- **Raw records**
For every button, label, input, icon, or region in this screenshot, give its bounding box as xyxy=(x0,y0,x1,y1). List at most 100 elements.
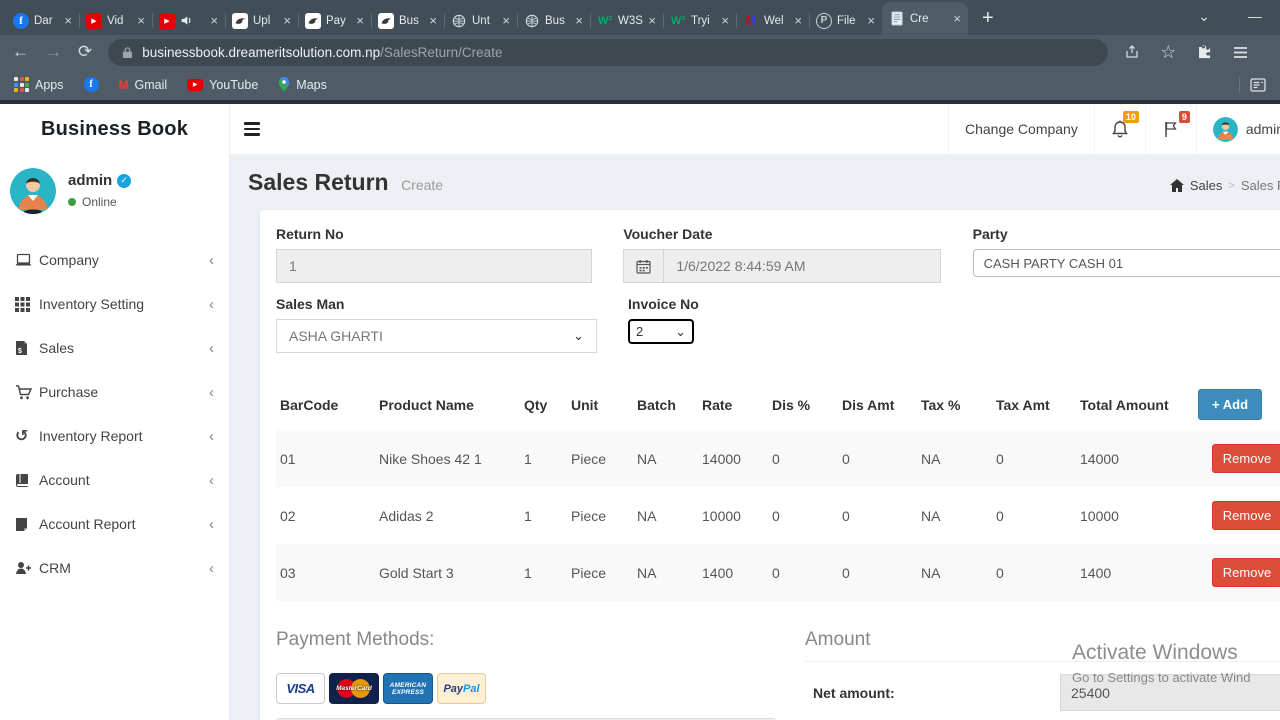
browser-tab[interactable]: Bus × xyxy=(371,6,444,35)
remove-item-button[interactable]: Remove xyxy=(1211,444,1280,473)
new-tab-button[interactable]: + xyxy=(982,7,994,30)
document-favicon xyxy=(889,11,905,27)
bookmark-maps[interactable]: Maps xyxy=(278,77,327,92)
browser-tab[interactable]: Pay × xyxy=(298,6,371,35)
sidebar: admin ✓ Online Company ‹ Inventory Settin… xyxy=(0,154,230,720)
messages-button[interactable]: 9 xyxy=(1144,104,1196,154)
table-row: 03 Gold Start 3 1 Piece NA 1400 0 0 NA 0… xyxy=(276,544,1280,601)
party-select[interactable]: CASH PARTY CASH 01 xyxy=(972,249,1280,277)
sidebar-item-purchase[interactable]: Purchase ‹ xyxy=(0,370,229,414)
address-bar[interactable]: businessbook.dreameritsolution.com.np/Sa… xyxy=(108,38,1109,66)
add-item-button[interactable]: + Add xyxy=(1198,389,1263,420)
sidebar-item-account[interactable]: Account ‹ xyxy=(0,458,229,502)
tab-search-chevron-icon[interactable]: ⌄ xyxy=(1198,8,1210,25)
tab-audio-icon[interactable] xyxy=(180,14,193,27)
browser-tab[interactable]: Unt × xyxy=(444,6,517,35)
items-table: BarCode Product Name Qty Unit Batch Rate… xyxy=(276,379,1280,601)
browser-menu-icon[interactable] xyxy=(1233,46,1248,59)
tab-close-icon[interactable]: × xyxy=(648,13,656,28)
table-row: 01 Nike Shoes 42 1 1 Piece NA 14000 0 0 … xyxy=(276,430,1280,487)
bookmark-facebook[interactable]: f xyxy=(83,77,99,92)
calendar-icon xyxy=(623,249,664,283)
bookmark-star-icon[interactable]: ☆ xyxy=(1160,42,1176,63)
col-barcode: BarCode xyxy=(280,396,339,413)
sidebar-toggle-button[interactable] xyxy=(230,104,274,154)
browser-tab[interactable]: P File × xyxy=(809,6,882,35)
browser-tab[interactable]: W³ W3S × xyxy=(590,6,663,35)
tab-close-icon[interactable]: × xyxy=(721,13,729,28)
sidebar-username: admin xyxy=(68,172,113,189)
chevron-left-icon: ‹ xyxy=(209,295,214,313)
user-avatar[interactable] xyxy=(10,168,56,214)
browser-tab[interactable]: Upl × xyxy=(225,6,298,35)
user-plus-icon xyxy=(15,561,39,575)
tab-close-icon[interactable]: × xyxy=(502,13,510,28)
sidebar-user-panel: admin ✓ Online xyxy=(0,154,229,224)
sidebar-item-inventory-setting[interactable]: Inventory Setting ‹ xyxy=(0,282,229,326)
lock-icon xyxy=(122,46,133,59)
sidebar-item-crm[interactable]: CRM ‹ xyxy=(0,546,229,590)
browser-tab[interactable]: ▶ Vid × xyxy=(79,6,152,35)
browser-tab[interactable]: Bus × xyxy=(517,6,590,35)
notifications-button[interactable]: 10 xyxy=(1093,104,1145,154)
table-row: 02 Adidas 2 1 Piece NA 10000 0 0 NA 0 10… xyxy=(276,487,1280,544)
url-host: businessbook.dreameritsolution.com.np xyxy=(142,44,381,60)
bookmark-gmail[interactable]: M Gmail xyxy=(119,78,168,92)
browser-tab[interactable]: W³ Tryi × xyxy=(663,6,736,35)
bird-favicon xyxy=(305,12,321,29)
invoice-no-select[interactable]: 2 ⌄ xyxy=(628,319,694,344)
remove-item-button[interactable]: Remove xyxy=(1211,501,1280,530)
tab-close-icon[interactable]: × xyxy=(210,13,218,28)
tab-close-icon[interactable]: × xyxy=(575,13,583,28)
browser-tab-active[interactable]: Cre × xyxy=(882,2,968,35)
tab-close-icon[interactable]: × xyxy=(953,11,961,26)
amount-heading: Amount xyxy=(805,629,871,650)
sidebar-item-company[interactable]: Company ‹ xyxy=(0,238,229,282)
voucher-date-input xyxy=(663,249,941,283)
col-rate: Rate xyxy=(702,396,733,413)
tab-close-icon[interactable]: × xyxy=(356,13,364,28)
net-amount-input xyxy=(1060,674,1280,711)
tab-close-icon[interactable]: × xyxy=(867,13,875,28)
w3schools-favicon: W³ xyxy=(670,14,686,27)
sales-man-select[interactable]: ASHA GHARTI ⌄ xyxy=(276,319,597,353)
breadcrumb: Sales > Sales Return xyxy=(1169,178,1280,193)
reading-list-icon[interactable] xyxy=(1250,77,1266,92)
remove-item-button[interactable]: Remove xyxy=(1211,558,1280,587)
net-amount-label: Net amount: xyxy=(813,684,895,701)
chevron-left-icon: ‹ xyxy=(209,515,214,533)
plus-icon: + xyxy=(1212,397,1220,412)
chevron-down-icon: ⌄ xyxy=(573,328,584,343)
forward-button[interactable]: → xyxy=(45,42,62,62)
bookmark-apps[interactable]: Apps xyxy=(14,77,64,92)
tab-close-icon[interactable]: × xyxy=(429,13,437,28)
browser-tab[interactable]: M Wel × xyxy=(736,6,809,35)
tab-close-icon[interactable]: × xyxy=(283,13,291,28)
breadcrumb-sales[interactable]: Sales xyxy=(1190,178,1223,193)
sales-man-label: Sales Man xyxy=(276,296,345,312)
bookmark-youtube[interactable]: ▶ YouTube xyxy=(187,78,258,92)
reload-button[interactable]: ⟳ xyxy=(78,42,92,62)
browser-tab[interactable]: ▶ × xyxy=(152,6,225,35)
app-logo[interactable]: Business Book xyxy=(0,104,230,154)
col-total-amount: Total Amount xyxy=(1080,396,1169,413)
col-dis-amt: Dis Amt xyxy=(842,396,895,413)
browser-tab[interactable]: f Dar × xyxy=(6,6,79,35)
tab-close-icon[interactable]: × xyxy=(794,13,802,28)
change-company-button[interactable]: Change Company xyxy=(948,104,1094,154)
invoice-no-label: Invoice No xyxy=(628,296,699,312)
sidebar-item-inventory-report[interactable]: ↺ Inventory Report ‹ xyxy=(0,414,229,458)
tab-close-icon[interactable]: × xyxy=(137,13,145,28)
extensions-icon[interactable] xyxy=(1196,44,1213,61)
sidebar-item-sales[interactable]: $ Sales ‹ xyxy=(0,326,229,370)
share-icon[interactable] xyxy=(1124,44,1140,60)
party-label: Party xyxy=(972,226,1008,242)
verified-badge-icon: ✓ xyxy=(117,173,132,188)
maps-pin-icon xyxy=(278,77,290,92)
sidebar-item-account-report[interactable]: Account Report ‹ xyxy=(0,502,229,546)
window-minimize-button[interactable]: — xyxy=(1248,8,1262,25)
user-menu[interactable]: admin xyxy=(1195,104,1280,154)
tab-close-icon[interactable]: × xyxy=(64,13,72,28)
chevron-left-icon: ‹ xyxy=(209,471,214,489)
back-button[interactable]: ← xyxy=(12,42,29,62)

- **Requirements**
Reproduce all of the lines above word for word, omitting the picture.

- **Output below**
For every button, label, input, icon, or region in this screenshot, give its bounding box as xyxy=(x0,y0,x1,y1). List at most 100 elements.
browser-tab[interactable]: Bus × xyxy=(371,6,444,35)
remove-item-button[interactable]: Remove xyxy=(1211,444,1280,473)
new-tab-button[interactable]: + xyxy=(982,7,994,30)
document-favicon xyxy=(889,11,905,27)
bookmark-maps[interactable]: Maps xyxy=(278,77,327,92)
browser-tab[interactable]: Pay × xyxy=(298,6,371,35)
sidebar: admin ✓ Online Company ‹ Inventory Settin… xyxy=(0,154,230,720)
messages-button[interactable]: 9 xyxy=(1144,104,1196,154)
table-row: 03 Gold Start 3 1 Piece NA 1400 0 0 NA 0… xyxy=(276,544,1280,601)
party-select[interactable]: CASH PARTY CASH 01 xyxy=(972,249,1280,277)
sidebar-item-purchase[interactable]: Purchase ‹ xyxy=(0,370,229,414)
address-bar[interactable]: businessbook.dreameritsolution.com.np/Sa… xyxy=(108,38,1109,66)
add-item-button[interactable]: + Add xyxy=(1198,389,1263,420)
sidebar-item-account[interactable]: Account ‹ xyxy=(0,458,229,502)
tab-search-chevron-icon[interactable]: ⌄ xyxy=(1198,8,1210,25)
tab-audio-icon[interactable] xyxy=(180,14,193,27)
browser-tab[interactable]: Unt × xyxy=(444,6,517,35)
items-table: BarCode Product Name Qty Unit Batch Rate… xyxy=(276,379,1280,601)
browser-menu-icon[interactable] xyxy=(1233,46,1248,59)
tab-close-icon[interactable]: × xyxy=(648,13,656,28)
table-row: 01 Nike Shoes 42 1 1 Piece NA 14000 0 0 … xyxy=(276,430,1280,487)
bookmark-facebook[interactable]: f xyxy=(83,77,99,92)
calendar-icon xyxy=(623,249,664,283)
bookmark-star-icon[interactable]: ☆ xyxy=(1160,42,1176,63)
col-barcode: BarCode xyxy=(280,396,339,413)
sidebar-toggle-button[interactable] xyxy=(230,104,274,154)
browser-tab[interactable]: P File × xyxy=(809,6,882,35)
browser-tab[interactable]: W³ W3S × xyxy=(590,6,663,35)
tab-close-icon[interactable]: × xyxy=(721,13,729,28)
sidebar-username: admin xyxy=(68,172,113,189)
chevron-left-icon: ‹ xyxy=(209,295,214,313)
user-avatar[interactable] xyxy=(10,168,56,214)
browser-tab[interactable]: Upl × xyxy=(225,6,298,35)
user-plus-icon xyxy=(15,561,39,575)
tab-close-icon[interactable]: × xyxy=(502,13,510,28)
sidebar-user-panel: admin ✓ Online xyxy=(0,154,229,224)
sidebar-item-inventory-setting[interactable]: Inventory Setting ‹ xyxy=(0,282,229,326)
lock-icon xyxy=(122,46,133,59)
sidebar-item-crm[interactable]: CRM ‹ xyxy=(0,546,229,590)
browser-tab[interactable]: ▶ Vid × xyxy=(79,6,152,35)
browser-tab[interactable]: Bus × xyxy=(517,6,590,35)
notifications-button[interactable]: 10 xyxy=(1093,104,1145,154)
table-row: 02 Adidas 2 1 Piece NA 10000 0 0 NA 0 10… xyxy=(276,487,1280,544)
url-host: businessbook.dreameritsolution.com.np xyxy=(142,44,381,60)
bookmark-gmail[interactable]: M Gmail xyxy=(119,78,168,92)
browser-tab[interactable]: W³ Tryi × xyxy=(663,6,736,35)
bird-favicon xyxy=(305,12,321,29)
invoice-no-select[interactable]: 2 ⌄ xyxy=(628,319,694,344)
remove-item-button[interactable]: Remove xyxy=(1211,501,1280,530)
tab-close-icon[interactable]: × xyxy=(210,13,218,28)
tab-close-icon[interactable]: × xyxy=(575,13,583,28)
browser-tab-active[interactable]: Cre × xyxy=(882,2,968,35)
tab-close-icon[interactable]: × xyxy=(953,11,961,26)
amount-heading: Amount xyxy=(805,629,871,650)
sidebar-item-company[interactable]: Company ‹ xyxy=(0,238,229,282)
voucher-date-input xyxy=(663,249,941,283)
col-rate: Rate xyxy=(702,396,733,413)
tab-close-icon[interactable]: × xyxy=(356,13,364,28)
net-amount-input xyxy=(1060,674,1280,711)
tab-close-icon[interactable]: × xyxy=(867,13,875,28)
w3schools-favicon: W³ xyxy=(670,14,686,27)
sales-man-select[interactable]: ASHA GHARTI ⌄ xyxy=(276,319,597,353)
breadcrumb: Sales > Sales Return xyxy=(1169,178,1280,193)
reading-list-icon[interactable] xyxy=(1250,77,1266,92)
remove-item-button[interactable]: Remove xyxy=(1211,558,1280,587)
net-amount-label: Net amount: xyxy=(813,684,895,701)
chevron-left-icon: ‹ xyxy=(209,515,214,533)
plus-icon: + xyxy=(1212,397,1220,412)
chevron-down-icon: ⌄ xyxy=(573,328,584,343)
forward-button[interactable]: → xyxy=(45,42,62,62)
bookmark-apps[interactable]: Apps xyxy=(14,77,64,92)
tab-close-icon[interactable]: × xyxy=(429,13,437,28)
browser-tab[interactable]: M Wel × xyxy=(736,6,809,35)
tab-close-icon[interactable]: × xyxy=(283,13,291,28)
breadcrumb-sales[interactable]: Sales xyxy=(1190,178,1223,193)
sales-man-label: Sales Man xyxy=(276,296,345,312)
bookmark-youtube[interactable]: ▶ YouTube xyxy=(187,78,258,92)
reload-button[interactable]: ⟳ xyxy=(78,42,92,62)
browser-tab[interactable]: ▶ × xyxy=(152,6,225,35)
app-logo[interactable]: Business Book xyxy=(0,104,230,154)
col-total-amount: Total Amount xyxy=(1080,396,1169,413)
col-dis-amt: Dis Amt xyxy=(842,396,895,413)
browser-tab[interactable]: f Dar × xyxy=(6,6,79,35)
tab-close-icon[interactable]: × xyxy=(794,13,802,28)
change-company-button[interactable]: Change Company xyxy=(948,104,1094,154)
invoice-no-label: Invoice No xyxy=(628,296,699,312)
sidebar-item-inventory-report[interactable]: ↺ Inventory Report ‹ xyxy=(0,414,229,458)
tab-close-icon[interactable]: × xyxy=(137,13,145,28)
extensions-icon[interactable] xyxy=(1196,44,1213,61)
sidebar-item-sales[interactable]: $ Sales ‹ xyxy=(0,326,229,370)
share-icon[interactable] xyxy=(1124,44,1140,60)
party-label: Party xyxy=(972,226,1008,242)
verified-badge-icon: ✓ xyxy=(117,173,132,188)
maps-pin-icon xyxy=(278,77,290,92)
sidebar-item-account-report[interactable]: Account Report ‹ xyxy=(0,502,229,546)
window-minimize-button[interactable]: — xyxy=(1248,8,1262,25)
user-menu[interactable]: admin xyxy=(1195,104,1280,154)
tab-close-icon[interactable]: × xyxy=(64,13,72,28)
chevron-left-icon: ‹ xyxy=(209,471,214,489)
back-button[interactable]: ← xyxy=(12,42,29,62)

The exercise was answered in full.